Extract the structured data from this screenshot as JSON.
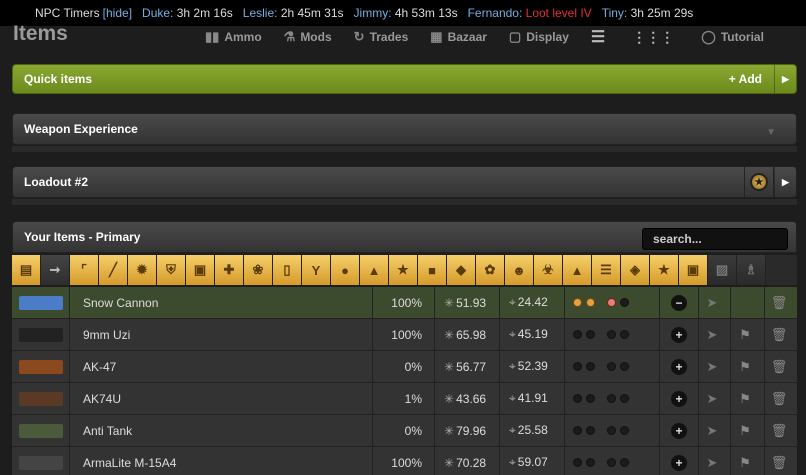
{
  "npc_bar": {
    "title": "NPC Timers",
    "hide_label": "[hide]",
    "npcs": [
      {
        "name": "Duke:",
        "time": "3h 2m 16s",
        "loot": false
      },
      {
        "name": "Leslie:",
        "time": "2h 45m 31s",
        "loot": false
      },
      {
        "name": "Jimmy:",
        "time": "4h 53m 13s",
        "loot": false
      },
      {
        "name": "Fernando:",
        "time": "Loot level IV",
        "loot": true
      },
      {
        "name": "Tiny:",
        "time": "3h 25m 29s",
        "loot": false
      }
    ]
  },
  "header": {
    "title": "Items",
    "links": [
      {
        "icon": "ammo-icon",
        "label": "Ammo"
      },
      {
        "icon": "mods-icon",
        "label": "Mods"
      },
      {
        "icon": "trades-icon",
        "label": "Trades"
      },
      {
        "icon": "bazaar-icon",
        "label": "Bazaar"
      },
      {
        "icon": "display-icon",
        "label": "Display"
      },
      {
        "icon": "list-view-icon",
        "label": ""
      },
      {
        "icon": "grid-view-icon",
        "label": ""
      },
      {
        "icon": "tutorial-icon",
        "label": "Tutorial"
      }
    ]
  },
  "quick_items": {
    "title": "Quick items",
    "add_label": "+ Add"
  },
  "weapon_experience": {
    "title": "Weapon Experience"
  },
  "loadout": {
    "title": "Loadout #2"
  },
  "your_items": {
    "title": "Your Items - Primary",
    "search_placeholder": "search..."
  },
  "categories": [
    "folder",
    "primary",
    "secondary",
    "melee",
    "temporary",
    "defensive",
    "clothing",
    "medical",
    "drug",
    "energy-drink",
    "alcohol",
    "candy",
    "booster",
    "special",
    "tool",
    "jewelry",
    "flower",
    "plushie",
    "hazard",
    "supply-pack",
    "collectible",
    "artifact",
    "star",
    "enhancer",
    "car",
    "trophy"
  ],
  "items": [
    {
      "name": "Snow Cannon",
      "quality": "100%",
      "damage": "51.93",
      "accuracy": "24.42",
      "equipped": true,
      "mods": [
        "on",
        "on",
        "on2",
        "off"
      ],
      "gun_color": "#4a7cc8"
    },
    {
      "name": "9mm Uzi",
      "quality": "100%",
      "damage": "65.98",
      "accuracy": "45.19",
      "equipped": false,
      "mods": [
        "off",
        "off",
        "off",
        "off"
      ],
      "gun_color": "#222"
    },
    {
      "name": "AK-47",
      "quality": "0%",
      "damage": "56.77",
      "accuracy": "52.39",
      "equipped": false,
      "mods": [
        "off",
        "off",
        "off",
        "off"
      ],
      "gun_color": "#8a4a1e"
    },
    {
      "name": "AK74U",
      "quality": "1%",
      "damage": "43.66",
      "accuracy": "41.91",
      "equipped": false,
      "mods": [
        "off",
        "off",
        "off",
        "off"
      ],
      "gun_color": "#5a3a24"
    },
    {
      "name": "Anti Tank",
      "quality": "0%",
      "damage": "79.96",
      "accuracy": "25.58",
      "equipped": false,
      "mods": [
        "off",
        "off",
        "off",
        "off"
      ],
      "gun_color": "#4a5a3a"
    },
    {
      "name": "ArmaLite M-15A4",
      "quality": "100%",
      "damage": "70.28",
      "accuracy": "59.07",
      "equipped": false,
      "mods": [
        "off",
        "off",
        "off",
        "off"
      ],
      "gun_color": "#444"
    }
  ]
}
══════
> **Short task**:
Without the pictures, restate all the entries above exactly.

> **Full output**:
Extract the structured data from this screenshot as JSON.
{
  "npc_bar": {
    "title": "NPC Timers",
    "hide_label": "[hide]",
    "npcs": [
      {
        "name": "Duke:",
        "time": "3h 2m 16s",
        "loot": false
      },
      {
        "name": "Leslie:",
        "time": "2h 45m 31s",
        "loot": false
      },
      {
        "name": "Jimmy:",
        "time": "4h 53m 13s",
        "loot": false
      },
      {
        "name": "Fernando:",
        "time": "Loot level IV",
        "loot": true
      },
      {
        "name": "Tiny:",
        "time": "3h 25m 29s",
        "loot": false
      }
    ]
  },
  "header": {
    "title": "Items",
    "links": [
      {
        "icon": "ammo-icon",
        "label": "Ammo"
      },
      {
        "icon": "mods-icon",
        "label": "Mods"
      },
      {
        "icon": "trades-icon",
        "label": "Trades"
      },
      {
        "icon": "bazaar-icon",
        "label": "Bazaar"
      },
      {
        "icon": "display-icon",
        "label": "Display"
      },
      {
        "icon": "list-view-icon",
        "label": ""
      },
      {
        "icon": "grid-view-icon",
        "label": ""
      },
      {
        "icon": "tutorial-icon",
        "label": "Tutorial"
      }
    ]
  },
  "quick_items": {
    "title": "Quick items",
    "add_label": "+ Add"
  },
  "weapon_experience": {
    "title": "Weapon Experience"
  },
  "loadout": {
    "title": "Loadout #2"
  },
  "your_items": {
    "title": "Your Items - Primary",
    "search_placeholder": "search..."
  },
  "categories": [
    "folder",
    "primary",
    "secondary",
    "melee",
    "temporary",
    "defensive",
    "clothing",
    "medical",
    "drug",
    "energy-drink",
    "alcohol",
    "candy",
    "booster",
    "special",
    "tool",
    "jewelry",
    "flower",
    "plushie",
    "hazard",
    "supply-pack",
    "collectible",
    "artifact",
    "star",
    "enhancer",
    "car",
    "trophy"
  ],
  "items": [
    {
      "name": "Snow Cannon",
      "quality": "100%",
      "damage": "51.93",
      "accuracy": "24.42",
      "equipped": true,
      "mods": [
        "on",
        "on",
        "on2",
        "off"
      ],
      "gun_color": "#4a7cc8"
    },
    {
      "name": "9mm Uzi",
      "quality": "100%",
      "damage": "65.98",
      "accuracy": "45.19",
      "equipped": false,
      "mods": [
        "off",
        "off",
        "off",
        "off"
      ],
      "gun_color": "#222"
    },
    {
      "name": "AK-47",
      "quality": "0%",
      "damage": "56.77",
      "accuracy": "52.39",
      "equipped": false,
      "mods": [
        "off",
        "off",
        "off",
        "off"
      ],
      "gun_color": "#8a4a1e"
    },
    {
      "name": "AK74U",
      "quality": "1%",
      "damage": "43.66",
      "accuracy": "41.91",
      "equipped": false,
      "mods": [
        "off",
        "off",
        "off",
        "off"
      ],
      "gun_color": "#5a3a24"
    },
    {
      "name": "Anti Tank",
      "quality": "0%",
      "damage": "79.96",
      "accuracy": "25.58",
      "equipped": false,
      "mods": [
        "off",
        "off",
        "off",
        "off"
      ],
      "gun_color": "#4a5a3a"
    },
    {
      "name": "ArmaLite M-15A4",
      "quality": "100%",
      "damage": "70.28",
      "accuracy": "59.07",
      "equipped": false,
      "mods": [
        "off",
        "off",
        "off",
        "off"
      ],
      "gun_color": "#444"
    }
  ]
}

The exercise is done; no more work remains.